Instruction - Exactly reproduce each entry, leaving out nothing.
━━━ Supplied records
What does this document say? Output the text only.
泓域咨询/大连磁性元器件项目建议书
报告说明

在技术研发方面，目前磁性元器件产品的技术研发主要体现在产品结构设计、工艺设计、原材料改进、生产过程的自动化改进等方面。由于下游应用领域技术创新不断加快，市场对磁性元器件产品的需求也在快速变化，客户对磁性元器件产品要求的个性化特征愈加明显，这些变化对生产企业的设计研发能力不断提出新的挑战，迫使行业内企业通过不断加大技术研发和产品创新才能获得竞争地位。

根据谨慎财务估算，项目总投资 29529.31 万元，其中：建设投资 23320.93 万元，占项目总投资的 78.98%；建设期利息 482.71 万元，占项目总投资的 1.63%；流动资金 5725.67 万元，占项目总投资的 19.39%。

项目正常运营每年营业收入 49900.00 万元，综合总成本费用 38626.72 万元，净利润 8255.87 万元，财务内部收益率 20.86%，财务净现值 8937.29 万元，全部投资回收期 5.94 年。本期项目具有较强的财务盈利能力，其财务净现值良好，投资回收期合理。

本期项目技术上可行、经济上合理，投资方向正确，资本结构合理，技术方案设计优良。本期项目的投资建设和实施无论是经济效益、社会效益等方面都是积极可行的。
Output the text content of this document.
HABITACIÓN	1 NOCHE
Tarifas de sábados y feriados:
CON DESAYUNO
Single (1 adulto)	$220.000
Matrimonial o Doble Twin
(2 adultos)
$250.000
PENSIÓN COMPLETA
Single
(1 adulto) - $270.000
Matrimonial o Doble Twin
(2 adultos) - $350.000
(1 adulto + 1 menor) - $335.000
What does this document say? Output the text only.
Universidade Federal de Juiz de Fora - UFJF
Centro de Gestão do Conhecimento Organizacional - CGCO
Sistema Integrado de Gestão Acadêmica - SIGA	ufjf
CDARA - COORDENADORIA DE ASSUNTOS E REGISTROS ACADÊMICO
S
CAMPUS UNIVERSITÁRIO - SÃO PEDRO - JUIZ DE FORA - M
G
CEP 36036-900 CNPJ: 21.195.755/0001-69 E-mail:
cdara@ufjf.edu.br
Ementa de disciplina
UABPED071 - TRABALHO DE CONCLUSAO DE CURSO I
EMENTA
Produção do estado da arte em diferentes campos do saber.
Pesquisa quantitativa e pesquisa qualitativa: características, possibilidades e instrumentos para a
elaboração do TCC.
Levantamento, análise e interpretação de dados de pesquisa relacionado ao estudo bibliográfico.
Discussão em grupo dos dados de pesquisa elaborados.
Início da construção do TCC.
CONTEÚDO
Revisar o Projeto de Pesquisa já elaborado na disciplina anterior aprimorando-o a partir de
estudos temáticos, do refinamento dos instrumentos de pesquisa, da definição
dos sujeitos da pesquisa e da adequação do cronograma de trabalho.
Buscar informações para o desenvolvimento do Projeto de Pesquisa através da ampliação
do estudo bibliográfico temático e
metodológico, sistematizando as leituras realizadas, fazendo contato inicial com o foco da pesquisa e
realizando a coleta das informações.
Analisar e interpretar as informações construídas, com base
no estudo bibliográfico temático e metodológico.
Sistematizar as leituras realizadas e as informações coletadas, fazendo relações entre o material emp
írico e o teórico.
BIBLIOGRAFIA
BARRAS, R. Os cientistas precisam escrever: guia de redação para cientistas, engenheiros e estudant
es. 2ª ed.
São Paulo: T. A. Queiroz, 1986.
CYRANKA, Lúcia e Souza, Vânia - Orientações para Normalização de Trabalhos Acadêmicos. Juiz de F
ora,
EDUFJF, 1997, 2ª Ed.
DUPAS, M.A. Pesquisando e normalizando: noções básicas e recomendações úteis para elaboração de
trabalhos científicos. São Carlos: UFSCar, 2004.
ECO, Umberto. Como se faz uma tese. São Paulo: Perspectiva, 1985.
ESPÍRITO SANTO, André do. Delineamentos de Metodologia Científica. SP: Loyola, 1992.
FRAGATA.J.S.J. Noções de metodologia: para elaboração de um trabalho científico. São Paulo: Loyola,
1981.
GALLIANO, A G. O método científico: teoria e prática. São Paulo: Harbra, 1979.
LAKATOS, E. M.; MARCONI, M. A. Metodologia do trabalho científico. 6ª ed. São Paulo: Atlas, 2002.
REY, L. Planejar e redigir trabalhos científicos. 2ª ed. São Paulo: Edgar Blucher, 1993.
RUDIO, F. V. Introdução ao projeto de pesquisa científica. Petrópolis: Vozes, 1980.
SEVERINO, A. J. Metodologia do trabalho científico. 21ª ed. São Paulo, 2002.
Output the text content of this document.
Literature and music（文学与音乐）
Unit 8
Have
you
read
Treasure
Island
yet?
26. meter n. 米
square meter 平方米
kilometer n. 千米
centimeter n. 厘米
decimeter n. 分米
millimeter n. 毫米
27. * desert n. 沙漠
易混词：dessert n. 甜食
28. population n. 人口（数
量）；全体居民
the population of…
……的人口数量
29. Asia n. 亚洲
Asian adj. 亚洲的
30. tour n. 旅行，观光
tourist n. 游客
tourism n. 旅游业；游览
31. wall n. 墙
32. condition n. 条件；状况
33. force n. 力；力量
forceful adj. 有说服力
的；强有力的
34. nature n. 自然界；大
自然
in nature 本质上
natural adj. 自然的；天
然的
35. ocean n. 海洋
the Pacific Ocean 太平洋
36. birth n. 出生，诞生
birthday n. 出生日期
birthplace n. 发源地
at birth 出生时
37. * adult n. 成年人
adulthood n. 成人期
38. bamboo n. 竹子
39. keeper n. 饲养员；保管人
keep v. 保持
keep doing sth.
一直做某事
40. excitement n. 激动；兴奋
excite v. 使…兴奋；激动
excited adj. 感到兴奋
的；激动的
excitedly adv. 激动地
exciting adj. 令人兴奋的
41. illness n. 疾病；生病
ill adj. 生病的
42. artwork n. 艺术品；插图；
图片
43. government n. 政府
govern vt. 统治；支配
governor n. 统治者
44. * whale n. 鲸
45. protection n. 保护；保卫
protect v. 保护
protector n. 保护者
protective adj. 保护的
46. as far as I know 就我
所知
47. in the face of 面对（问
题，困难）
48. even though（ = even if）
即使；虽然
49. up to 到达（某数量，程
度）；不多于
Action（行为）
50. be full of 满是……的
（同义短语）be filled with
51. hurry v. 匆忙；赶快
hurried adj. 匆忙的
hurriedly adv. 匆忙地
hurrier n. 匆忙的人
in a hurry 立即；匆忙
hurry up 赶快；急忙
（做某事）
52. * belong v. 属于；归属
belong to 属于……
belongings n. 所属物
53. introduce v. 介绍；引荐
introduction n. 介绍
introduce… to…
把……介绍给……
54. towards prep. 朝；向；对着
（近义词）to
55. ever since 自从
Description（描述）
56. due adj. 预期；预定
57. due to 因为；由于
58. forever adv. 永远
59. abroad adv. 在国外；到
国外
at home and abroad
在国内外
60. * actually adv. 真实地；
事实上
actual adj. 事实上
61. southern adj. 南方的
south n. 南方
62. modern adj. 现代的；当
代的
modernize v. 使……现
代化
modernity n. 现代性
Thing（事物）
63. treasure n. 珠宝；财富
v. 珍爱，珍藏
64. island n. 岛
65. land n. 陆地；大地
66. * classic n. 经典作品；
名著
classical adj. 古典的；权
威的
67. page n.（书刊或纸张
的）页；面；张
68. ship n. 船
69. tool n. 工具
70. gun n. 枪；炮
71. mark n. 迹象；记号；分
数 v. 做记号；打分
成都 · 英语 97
━━━━━━
Written answer -
What does this document say? Output the text only.
泓域咨询/大连磁性元器件项目建议书
报告说明

在技术研发方面，目前磁性元器件产品的技术研发主要体现在产品结构设计、工艺设计、原材料改进、生产过程的自动化改进等方面。由于下游应用领域技术创新不断加快，市场对磁性元器件产品的需求也在快速变化，客户对磁性元器件产品要求的个性化特征愈加明显，这些变化对生产企业的设计研发能力不断提出新的挑战，迫使行业内企业通过不断加大技术研发和产品创新才能获得竞争地位。

根据谨慎财务估算，项目总投资 29529.31 万元，其中：建设投资 23320.93 万元，占项目总投资的 78.98%；建设期利息 482.71 万元，占项目总投资的 1.63%；流动资金 5725.67 万元，占项目总投资的 19.39%。

项目正常运营每年营业收入 49900.00 万元，综合总成本费用 38626.72 万元，净利润 8255.87 万元，财务内部收益率 20.86%，财务净现值 8937.29 万元，全部投资回收期 5.94 年。本期项目具有较强的财务盈利能力，其财务净现值良好，投资回收期合理。

本期项目技术上可行、经济上合理，投资方向正确，资本结构合理，技术方案设计优良。本期项目的投资建设和实施无论是经济效益、社会效益等方面都是积极可行的。
Output the text content of this document.
HABITACIÓN	1 NOCHE
Tarifas de sábados y feriados:
CON DESAYUNO
Single (1 adulto)	$220.000
Matrimonial o Doble Twin
(2 adultos)
$250.000
PENSIÓN COMPLETA
Single
(1 adulto) - $270.000
Matrimonial o Doble Twin
(2 adultos) - $350.000
(1 adulto + 1 menor) - $335.000
What does this document say? Output the text only.
Universidade Federal de Juiz de Fora - UFJF
Centro de Gestão do Conhecimento Organizacional - CGCO
Sistema Integrado de Gestão Acadêmica - SIGA	ufjf
CDARA - COORDENADORIA DE ASSUNTOS E REGISTROS ACADÊMICO
S
CAMPUS UNIVERSITÁRIO - SÃO PEDRO - JUIZ DE FORA - M
G
CEP 36036-900 CNPJ: 21.195.755/0001-69 E-mail:
cdara@ufjf.edu.br
Ementa de disciplina
UABPED071 - TRABALHO DE CONCLUSAO DE CURSO I
EMENTA
Produção do estado da arte em diferentes campos do saber.
Pesquisa quantitativa e pesquisa qualitativa: características, possibilidades e instrumentos para a
elaboração do TCC.
Levantamento, análise e interpretação de dados de pesquisa relacionado ao estudo bibliográfico.
Discussão em grupo dos dados de pesquisa elaborados.
Início da construção do TCC.
CONTEÚDO
Revisar o Projeto de Pesquisa já elaborado na disciplina anterior aprimorando-o a partir de
estudos temáticos, do refinamento dos instrumentos de pesquisa, da definição
dos sujeitos da pesquisa e da adequação do cronograma de trabalho.
Buscar informações para o desenvolvimento do Projeto de Pesquisa através da ampliação
do estudo bibliográfico temático e
metodológico, sistematizando as leituras realizadas, fazendo contato inicial com o foco da pesquisa e
realizando a coleta das informações.
Analisar e interpretar as informações construídas, com base
no estudo bibliográfico temático e metodológico.
Sistematizar as leituras realizadas e as informações coletadas, fazendo relações entre o material emp
írico e o teórico.
BIBLIOGRAFIA
BARRAS, R. Os cientistas precisam escrever: guia de redação para cientistas, engenheiros e estudant
es. 2ª ed.
São Paulo: T. A. Queiroz, 1986.
CYRANKA, Lúcia e Souza, Vânia - Orientações para Normalização de Trabalhos Acadêmicos. Juiz de F
ora,
EDUFJF, 1997, 2ª Ed.
DUPAS, M.A. Pesquisando e normalizando: noções básicas e recomendações úteis para elaboração de
trabalhos científicos. São Carlos: UFSCar, 2004.
ECO, Umberto. Como se faz uma tese. São Paulo: Perspectiva, 1985.
ESPÍRITO SANTO, André do. Delineamentos de Metodologia Científica. SP: Loyola, 1992.
FRAGATA.J.S.J. Noções de metodologia: para elaboração de um trabalho científico. São Paulo: Loyola,
1981.
GALLIANO, A G. O método científico: teoria e prática. São Paulo: Harbra, 1979.
LAKATOS, E. M.; MARCONI, M. A. Metodologia do trabalho científico. 6ª ed. São Paulo: Atlas, 2002.
REY, L. Planejar e redigir trabalhos científicos. 2ª ed. São Paulo: Edgar Blucher, 1993.
RUDIO, F. V. Introdução ao projeto de pesquisa científica. Petrópolis: Vozes, 1980.
SEVERINO, A. J. Metodologia do trabalho científico. 21ª ed. São Paulo, 2002.
Output the text content of this document.
Literature and music（文学与音乐）
Unit 8
Have
you
read
Treasure
Island
yet?
26. meter n. 米
square meter 平方米
kilometer n. 千米
centimeter n. 厘米
decimeter n. 分米
millimeter n. 毫米
27. * desert n. 沙漠
易混词：dessert n. 甜食
28. population n. 人口（数
量）；全体居民
the population of…
……的人口数量
29. Asia n. 亚洲
Asian adj. 亚洲的
30. tour n. 旅行，观光
tourist n. 游客
tourism n. 旅游业；游览
31. wall n. 墙
32. condition n. 条件；状况
33. force n. 力；力量
forceful adj. 有说服力
的；强有力的
34. nature n. 自然界；大
自然
in nature 本质上
natural adj. 自然的；天
然的
35. ocean n. 海洋
the Pacific Ocean 太平洋
36. birth n. 出生，诞生
birthday n. 出生日期
birthplace n. 发源地
at birth 出生时
37. * adult n. 成年人
adulthood n. 成人期
38. bamboo n. 竹子
39. keeper n. 饲养员；保管人
keep v. 保持
keep doing sth.
一直做某事
40. excitement n. 激动；兴奋
excite v. 使…兴奋；激动
excited adj. 感到兴奋
的；激动的
excitedly adv. 激动地
exciting adj. 令人兴奋的
41. illness n. 疾病；生病
ill adj. 生病的
42. artwork n. 艺术品；插图；
图片
43. government n. 政府
govern vt. 统治；支配
governor n. 统治者
44. * whale n. 鲸
45. protection n. 保护；保卫
protect v. 保护
protector n. 保护者
protective adj. 保护的
46. as far as I know 就我
所知
47. in the face of 面对（问
题，困难）
48. even though（ = even if）
即使；虽然
49. up to 到达（某数量，程
度）；不多于
Action（行为）
50. be full of 满是……的
（同义短语）be filled with
51. hurry v. 匆忙；赶快
hurried adj. 匆忙的
hurriedly adv. 匆忙地
hurrier n. 匆忙的人
in a hurry 立即；匆忙
hurry up 赶快；急忙
（做某事）
52. * belong v. 属于；归属
belong to 属于……
belongings n. 所属物
53. introduce v. 介绍；引荐
introduction n. 介绍
introduce… to…
把……介绍给……
54. towards prep. 朝；向；对着
（近义词）to
55. ever since 自从
Description（描述）
56. due adj. 预期；预定
57. due to 因为；由于
58. forever adv. 永远
59. abroad adv. 在国外；到
国外
at home and abroad
在国内外
60. * actually adv. 真实地；
事实上
actual adj. 事实上
61. southern adj. 南方的
south n. 南方
62. modern adj. 现代的；当
代的
modernize v. 使……现
代化
modernity n. 现代性
Thing（事物）
63. treasure n. 珠宝；财富
v. 珍爱，珍藏
64. island n. 岛
65. land n. 陆地；大地
66. * classic n. 经典作品；
名著
classical adj. 古典的；权
威的
67. page n.（书刊或纸张
的）页；面；张
68. ship n. 船
69. tool n. 工具
70. gun n. 枪；炮
71. mark n. 迹象；记号；分
数 v. 做记号；打分
成都 · 英语 97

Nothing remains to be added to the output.